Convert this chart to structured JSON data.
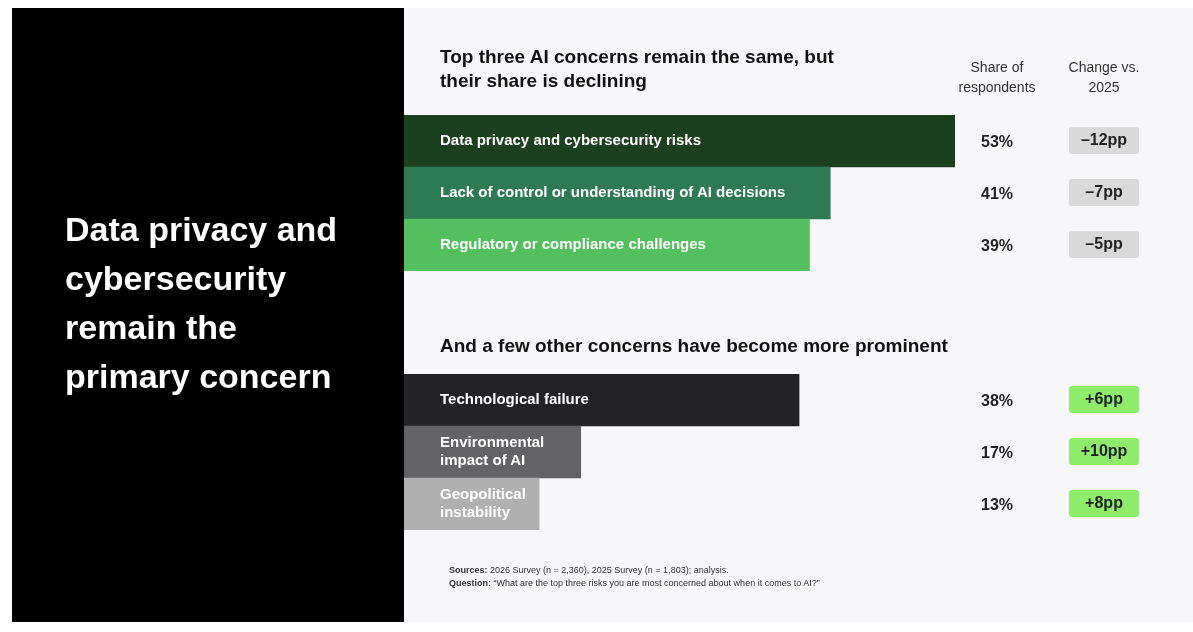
{
  "chart_data": [
    {
      "type": "other",
      "title": "Data privacy and cybersecurity remain the primary concern"
    },
    {
      "type": "bar",
      "orientation": "horizontal",
      "title": "Top three AI concerns remain the same, but their share is declining",
      "categories": [
        "Data privacy and cybersecurity risks",
        "Lack of control or understanding of AI decisions",
        "Regulatory or compliance challenges"
      ],
      "series": [
        {
          "name": "Share of respondents",
          "colors": [
            "#1c3f1d",
            "#2e7a53",
            "#53bf5f"
          ],
          "values": [
            53,
            41,
            39
          ],
          "value_labels": [
            "53%",
            "41%",
            "39%"
          ]
        }
      ],
      "annotations": [
        "Change vs. 2025",
        "–12pp",
        "–7pp",
        "–5pp"
      ]
    },
    {
      "type": "bar",
      "orientation": "horizontal",
      "title": "And a few other concerns have become more prominent",
      "categories": [
        "Technological failure",
        "Environmental impact of AI",
        "Geopolitical instability"
      ],
      "series": [
        {
          "colors": [
            "#232325",
            "#636366",
            "#b0b0b0"
          ],
          "values": [
            38,
            17,
            13
          ],
          "value_labels": [
            "38%",
            "17%",
            "13%"
          ]
        }
      ],
      "annotations": [
        "+6pp",
        "+10pp",
        "+8pp",
        "Sources: 2026 Survey (n = 2,360), 2025 Survey (n = 1,803); analysis.",
        "Question: “What are the top three risks you are most concerned about when it comes to AI?”"
      ]
    }
  ]
}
---*---
Search the listing for the string "privacy". Copy each line where it turns up.

      "title": "Data privacy and cybersecurity remain the primary concern"
        "Data privacy and cybersecurity risks",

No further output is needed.